• **GOAL**:
Retype the whole listing, please, keeping every line exact and dropping the pictures.

Records excerpted from a collection
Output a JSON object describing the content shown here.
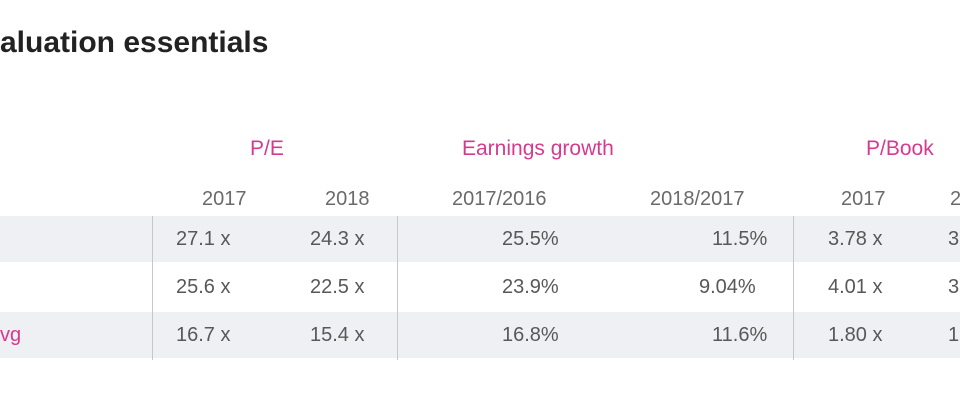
{
  "title": "aluation essentials",
  "groups": {
    "pe": "P/E",
    "eg": "Earnings growth",
    "pb": "P/Book"
  },
  "years": {
    "pe_2017": "2017",
    "pe_2018": "2018",
    "eg_a": "2017/2016",
    "eg_b": "2018/2017",
    "pb_2017": "2017",
    "pb_2018": "2"
  },
  "rows": [
    {
      "label": "",
      "pe_2017": "27.1 x",
      "pe_2018": "24.3 x",
      "eg_a": "25.5%",
      "eg_b": "11.5%",
      "pb_2017": "3.78 x",
      "pb_2018": "3"
    },
    {
      "label": "",
      "pe_2017": "25.6 x",
      "pe_2018": "22.5 x",
      "eg_a": "23.9%",
      "eg_b": "9.04%",
      "pb_2017": "4.01 x",
      "pb_2018": "3"
    },
    {
      "label": "vg",
      "pe_2017": "16.7 x",
      "pe_2018": "15.4 x",
      "eg_a": "16.8%",
      "eg_b": "11.6%",
      "pb_2017": "1.80 x",
      "pb_2018": "1"
    }
  ],
  "colors": {
    "accent": "#d63a8e",
    "row_shade": "#eef0f3",
    "title": "#222222",
    "divider": "#c4c7cc"
  }
}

• **SOLVED EXERCISE**:
Output a JSON object describing the content shown here.
{
  "title": "aluation essentials",
  "groups": {
    "pe": "P/E",
    "eg": "Earnings growth",
    "pb": "P/Book"
  },
  "years": {
    "pe_2017": "2017",
    "pe_2018": "2018",
    "eg_a": "2017/2016",
    "eg_b": "2018/2017",
    "pb_2017": "2017",
    "pb_2018": "2"
  },
  "rows": [
    {
      "label": "",
      "pe_2017": "27.1 x",
      "pe_2018": "24.3 x",
      "eg_a": "25.5%",
      "eg_b": "11.5%",
      "pb_2017": "3.78 x",
      "pb_2018": "3"
    },
    {
      "label": "",
      "pe_2017": "25.6 x",
      "pe_2018": "22.5 x",
      "eg_a": "23.9%",
      "eg_b": "9.04%",
      "pb_2017": "4.01 x",
      "pb_2018": "3"
    },
    {
      "label": "vg",
      "pe_2017": "16.7 x",
      "pe_2018": "15.4 x",
      "eg_a": "16.8%",
      "eg_b": "11.6%",
      "pb_2017": "1.80 x",
      "pb_2018": "1"
    }
  ],
  "colors": {
    "accent": "#d63a8e",
    "row_shade": "#eef0f3",
    "title": "#222222",
    "divider": "#c4c7cc"
  }
}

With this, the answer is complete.